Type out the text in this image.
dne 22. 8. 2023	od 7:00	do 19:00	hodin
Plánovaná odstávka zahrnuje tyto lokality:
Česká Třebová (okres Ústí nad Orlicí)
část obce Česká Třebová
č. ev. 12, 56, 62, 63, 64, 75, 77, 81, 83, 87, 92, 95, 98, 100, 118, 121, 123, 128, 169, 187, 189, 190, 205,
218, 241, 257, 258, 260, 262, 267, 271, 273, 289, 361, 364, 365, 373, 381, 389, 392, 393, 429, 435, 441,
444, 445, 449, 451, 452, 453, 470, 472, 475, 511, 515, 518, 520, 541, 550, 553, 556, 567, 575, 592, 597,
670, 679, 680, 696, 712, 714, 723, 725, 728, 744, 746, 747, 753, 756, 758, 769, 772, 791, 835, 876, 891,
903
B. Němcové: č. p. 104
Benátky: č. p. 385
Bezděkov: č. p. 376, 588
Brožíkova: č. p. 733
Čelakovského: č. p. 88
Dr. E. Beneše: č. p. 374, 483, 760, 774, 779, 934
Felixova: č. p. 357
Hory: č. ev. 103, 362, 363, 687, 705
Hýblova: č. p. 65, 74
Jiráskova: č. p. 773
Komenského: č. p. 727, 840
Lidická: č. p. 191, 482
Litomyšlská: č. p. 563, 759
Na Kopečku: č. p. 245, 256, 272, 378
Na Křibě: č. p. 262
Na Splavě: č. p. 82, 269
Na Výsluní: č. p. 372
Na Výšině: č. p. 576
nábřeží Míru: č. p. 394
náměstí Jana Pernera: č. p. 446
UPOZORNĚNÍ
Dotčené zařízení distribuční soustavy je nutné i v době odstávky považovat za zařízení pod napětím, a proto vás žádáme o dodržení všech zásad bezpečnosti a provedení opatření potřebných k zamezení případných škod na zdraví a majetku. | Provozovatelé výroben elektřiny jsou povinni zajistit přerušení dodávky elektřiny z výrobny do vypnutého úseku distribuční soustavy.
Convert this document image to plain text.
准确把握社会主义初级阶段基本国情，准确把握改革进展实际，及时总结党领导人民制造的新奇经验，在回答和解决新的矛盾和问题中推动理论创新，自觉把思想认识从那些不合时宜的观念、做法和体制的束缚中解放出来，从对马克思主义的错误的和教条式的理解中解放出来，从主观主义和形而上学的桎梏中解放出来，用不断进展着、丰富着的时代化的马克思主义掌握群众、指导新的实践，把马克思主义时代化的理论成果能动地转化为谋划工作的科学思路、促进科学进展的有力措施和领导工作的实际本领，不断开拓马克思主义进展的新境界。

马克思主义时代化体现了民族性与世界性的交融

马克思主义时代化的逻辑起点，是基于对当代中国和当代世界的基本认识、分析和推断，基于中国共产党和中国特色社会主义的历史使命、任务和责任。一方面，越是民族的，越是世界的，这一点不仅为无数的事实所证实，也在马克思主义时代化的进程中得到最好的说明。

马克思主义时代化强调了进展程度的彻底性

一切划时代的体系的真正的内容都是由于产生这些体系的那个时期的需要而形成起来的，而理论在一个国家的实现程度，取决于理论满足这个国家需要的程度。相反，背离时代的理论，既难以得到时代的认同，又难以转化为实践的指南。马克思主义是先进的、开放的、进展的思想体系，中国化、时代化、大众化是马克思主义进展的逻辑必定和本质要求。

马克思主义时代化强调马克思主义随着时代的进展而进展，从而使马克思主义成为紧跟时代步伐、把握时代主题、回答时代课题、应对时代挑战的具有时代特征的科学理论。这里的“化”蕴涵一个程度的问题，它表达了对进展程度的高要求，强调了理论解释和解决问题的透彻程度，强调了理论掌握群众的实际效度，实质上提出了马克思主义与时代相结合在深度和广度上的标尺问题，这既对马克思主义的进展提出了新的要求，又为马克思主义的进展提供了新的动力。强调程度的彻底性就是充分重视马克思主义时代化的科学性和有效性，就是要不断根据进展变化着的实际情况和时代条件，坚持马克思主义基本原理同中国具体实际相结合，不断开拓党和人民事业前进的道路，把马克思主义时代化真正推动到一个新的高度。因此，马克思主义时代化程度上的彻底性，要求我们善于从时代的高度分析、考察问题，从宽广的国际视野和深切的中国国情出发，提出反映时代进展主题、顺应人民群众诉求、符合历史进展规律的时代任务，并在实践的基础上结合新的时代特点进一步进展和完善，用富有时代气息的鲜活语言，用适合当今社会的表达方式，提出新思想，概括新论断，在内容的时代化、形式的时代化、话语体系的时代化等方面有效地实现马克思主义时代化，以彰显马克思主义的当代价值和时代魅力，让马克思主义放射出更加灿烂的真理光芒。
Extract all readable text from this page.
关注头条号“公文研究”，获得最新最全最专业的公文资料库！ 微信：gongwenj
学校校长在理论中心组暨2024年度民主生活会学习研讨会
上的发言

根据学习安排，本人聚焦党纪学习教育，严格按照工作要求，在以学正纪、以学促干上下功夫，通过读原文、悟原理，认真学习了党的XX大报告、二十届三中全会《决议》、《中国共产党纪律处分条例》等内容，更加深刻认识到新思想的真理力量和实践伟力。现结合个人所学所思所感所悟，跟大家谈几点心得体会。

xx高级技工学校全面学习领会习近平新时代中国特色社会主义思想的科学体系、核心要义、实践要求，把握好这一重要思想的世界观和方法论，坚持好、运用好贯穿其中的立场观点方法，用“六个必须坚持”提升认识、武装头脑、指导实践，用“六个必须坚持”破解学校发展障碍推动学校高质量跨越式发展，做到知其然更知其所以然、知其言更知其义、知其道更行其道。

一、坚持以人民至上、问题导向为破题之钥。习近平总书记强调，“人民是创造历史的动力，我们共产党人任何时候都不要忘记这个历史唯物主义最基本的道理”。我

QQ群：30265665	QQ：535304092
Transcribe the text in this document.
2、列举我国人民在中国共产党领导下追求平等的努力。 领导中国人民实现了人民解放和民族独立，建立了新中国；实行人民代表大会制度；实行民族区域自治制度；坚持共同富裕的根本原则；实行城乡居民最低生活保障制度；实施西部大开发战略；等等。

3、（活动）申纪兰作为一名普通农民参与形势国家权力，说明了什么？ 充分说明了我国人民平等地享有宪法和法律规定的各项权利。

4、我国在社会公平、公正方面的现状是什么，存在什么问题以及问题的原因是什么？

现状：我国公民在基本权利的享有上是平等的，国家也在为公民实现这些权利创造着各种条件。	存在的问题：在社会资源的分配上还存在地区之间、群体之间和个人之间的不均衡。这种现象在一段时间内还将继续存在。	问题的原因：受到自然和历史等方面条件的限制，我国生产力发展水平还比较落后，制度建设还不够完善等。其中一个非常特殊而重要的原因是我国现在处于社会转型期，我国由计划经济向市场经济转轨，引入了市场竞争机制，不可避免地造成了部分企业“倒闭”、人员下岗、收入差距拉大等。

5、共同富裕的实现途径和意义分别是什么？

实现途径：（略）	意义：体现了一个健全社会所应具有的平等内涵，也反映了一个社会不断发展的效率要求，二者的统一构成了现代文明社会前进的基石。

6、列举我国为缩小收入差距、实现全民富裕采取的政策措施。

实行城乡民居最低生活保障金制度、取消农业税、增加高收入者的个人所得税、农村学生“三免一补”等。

——————

- [Task statement] Gather each line of the listing that holds the string "image".

- [The answer]
Type out the text in this image.
Convert this document image to plain text.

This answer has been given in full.